**What this task involves**
Restate the full listing word for word and leave the pictures out.

(Entries from a dataset)
----------
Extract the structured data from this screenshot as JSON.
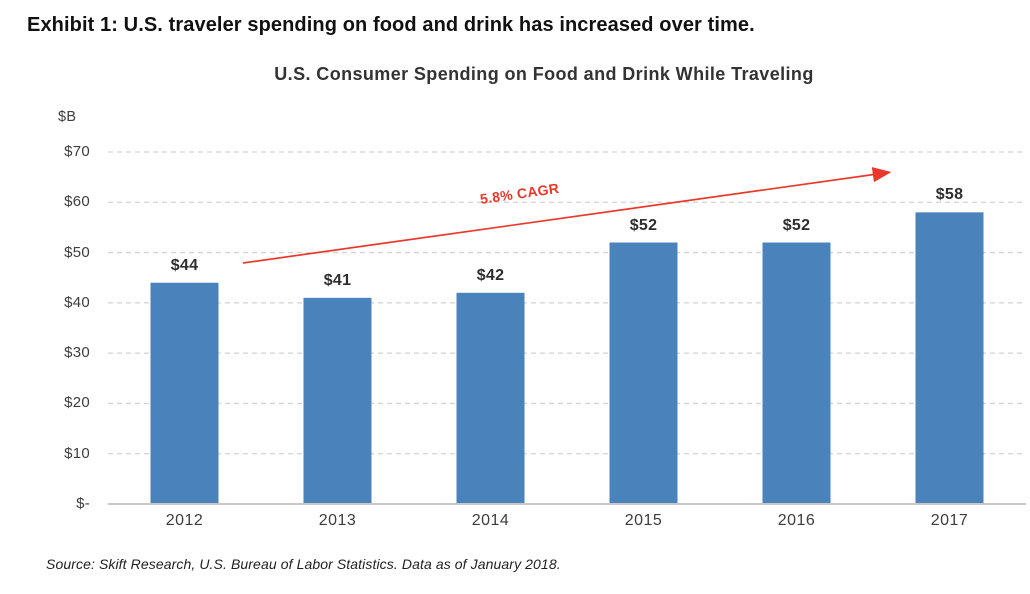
{
  "exhibit_title": "Exhibit 1: U.S. traveler spending on food and drink has increased over time.",
  "source_note": "Source: Skift Research, U.S. Bureau of Labor Statistics. Data as of January 2018.",
  "chart_data": {
    "type": "bar",
    "title": "U.S. Consumer Spending on Food and Drink While Traveling",
    "categories": [
      "2012",
      "2013",
      "2014",
      "2015",
      "2016",
      "2017"
    ],
    "values": [
      44,
      41,
      42,
      52,
      52,
      58
    ],
    "value_labels": [
      "$44",
      "$41",
      "$42",
      "$52",
      "$52",
      "$58"
    ],
    "xlabel": "",
    "ylabel": "$B",
    "ylim": [
      0,
      70
    ],
    "ytick_step": 10,
    "ytick_labels": [
      "$-",
      "$10",
      "$20",
      "$30",
      "$40",
      "$50",
      "$60",
      "$70"
    ],
    "grid": "horizontal-dashed",
    "legend": "none",
    "bar_color": "#4a82bc",
    "annotation": {
      "text": "5.8% CAGR",
      "type": "trend-arrow",
      "color": "#e8392b"
    }
  }
}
----------
**The solution**
Extract the structured data from this screenshot as JSON.
{
  "exhibit_title": "Exhibit 1: U.S. traveler spending on food and drink has increased over time.",
  "source_note": "Source: Skift Research, U.S. Bureau of Labor Statistics. Data as of January 2018.",
  "chart_data": {
    "type": "bar",
    "title": "U.S. Consumer Spending on Food and Drink While Traveling",
    "categories": [
      "2012",
      "2013",
      "2014",
      "2015",
      "2016",
      "2017"
    ],
    "values": [
      44,
      41,
      42,
      52,
      52,
      58
    ],
    "value_labels": [
      "$44",
      "$41",
      "$42",
      "$52",
      "$52",
      "$58"
    ],
    "xlabel": "",
    "ylabel": "$B",
    "ylim": [
      0,
      70
    ],
    "ytick_step": 10,
    "ytick_labels": [
      "$-",
      "$10",
      "$20",
      "$30",
      "$40",
      "$50",
      "$60",
      "$70"
    ],
    "grid": "horizontal-dashed",
    "legend": "none",
    "bar_color": "#4a82bc",
    "annotation": {
      "text": "5.8% CAGR",
      "type": "trend-arrow",
      "color": "#e8392b"
    }
  }
}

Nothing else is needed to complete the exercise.